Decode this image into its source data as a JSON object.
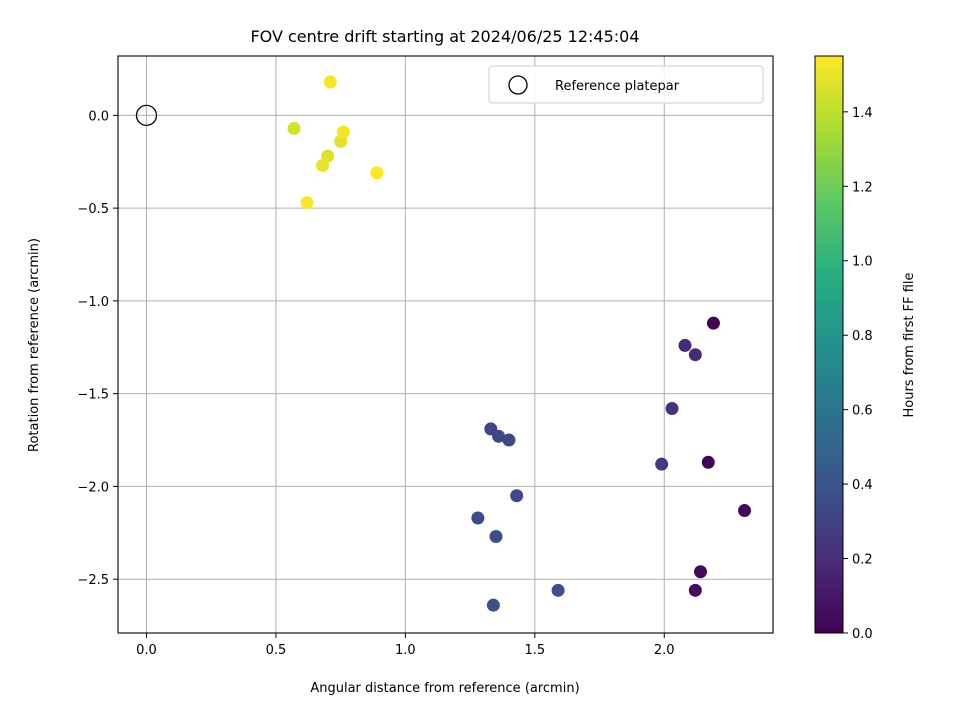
{
  "chart_data": {
    "type": "scatter",
    "title": "FOV centre drift starting at 2024/06/25 12:45:04",
    "xlabel": "Angular distance from reference (arcmin)",
    "ylabel": "Rotation from reference (arcmin)",
    "xlim": [
      -0.11,
      2.42
    ],
    "ylim": [
      -2.79,
      0.32
    ],
    "xticks": [
      0.0,
      0.5,
      1.0,
      1.5,
      2.0
    ],
    "xtick_labels": [
      "0.0",
      "0.5",
      "1.0",
      "1.5",
      "2.0"
    ],
    "yticks": [
      0.0,
      -0.5,
      -1.0,
      -1.5,
      -2.0,
      -2.5
    ],
    "ytick_labels": [
      "0.0",
      "−0.5",
      "−1.0",
      "−1.5",
      "−2.0",
      "−2.5"
    ],
    "grid": true,
    "legend": {
      "placement": "top-right",
      "entries": [
        "Reference platepar"
      ]
    },
    "reference_point": {
      "x": 0.0,
      "y": 0.0,
      "label": "Reference platepar"
    },
    "colorbar": {
      "label": "Hours from first FF file",
      "colormap": "viridis",
      "range": [
        0.0,
        1.55
      ],
      "ticks": [
        0.0,
        0.2,
        0.4,
        0.6,
        0.8,
        1.0,
        1.2,
        1.4
      ],
      "tick_labels": [
        "0.0",
        "0.2",
        "0.4",
        "0.6",
        "0.8",
        "1.0",
        "1.2",
        "1.4"
      ]
    },
    "points": [
      {
        "x": 2.19,
        "y": -1.12,
        "c": 0.0
      },
      {
        "x": 2.17,
        "y": -1.87,
        "c": 0.02
      },
      {
        "x": 2.31,
        "y": -2.13,
        "c": 0.03
      },
      {
        "x": 2.14,
        "y": -2.46,
        "c": 0.04
      },
      {
        "x": 2.12,
        "y": -2.56,
        "c": 0.05
      },
      {
        "x": 2.08,
        "y": -1.24,
        "c": 0.18
      },
      {
        "x": 2.12,
        "y": -1.29,
        "c": 0.19
      },
      {
        "x": 2.03,
        "y": -1.58,
        "c": 0.22
      },
      {
        "x": 1.99,
        "y": -1.88,
        "c": 0.25
      },
      {
        "x": 1.33,
        "y": -1.69,
        "c": 0.31
      },
      {
        "x": 1.36,
        "y": -1.73,
        "c": 0.32
      },
      {
        "x": 1.4,
        "y": -1.75,
        "c": 0.33
      },
      {
        "x": 1.43,
        "y": -2.05,
        "c": 0.34
      },
      {
        "x": 1.28,
        "y": -2.17,
        "c": 0.35
      },
      {
        "x": 1.35,
        "y": -2.27,
        "c": 0.36
      },
      {
        "x": 1.59,
        "y": -2.56,
        "c": 0.37
      },
      {
        "x": 1.34,
        "y": -2.64,
        "c": 0.38
      },
      {
        "x": 0.57,
        "y": -0.07,
        "c": 1.45
      },
      {
        "x": 0.7,
        "y": -0.22,
        "c": 1.47
      },
      {
        "x": 0.68,
        "y": -0.27,
        "c": 1.49
      },
      {
        "x": 0.75,
        "y": -0.14,
        "c": 1.48
      },
      {
        "x": 0.76,
        "y": -0.09,
        "c": 1.52
      },
      {
        "x": 0.71,
        "y": 0.18,
        "c": 1.53
      },
      {
        "x": 0.62,
        "y": -0.47,
        "c": 1.54
      },
      {
        "x": 0.89,
        "y": -0.31,
        "c": 1.55
      }
    ]
  }
}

※

§ WHAT IS EXPECTED
Answer with a single number: the count of lines holding the word "platepar".

§ ANSWER BELOW
2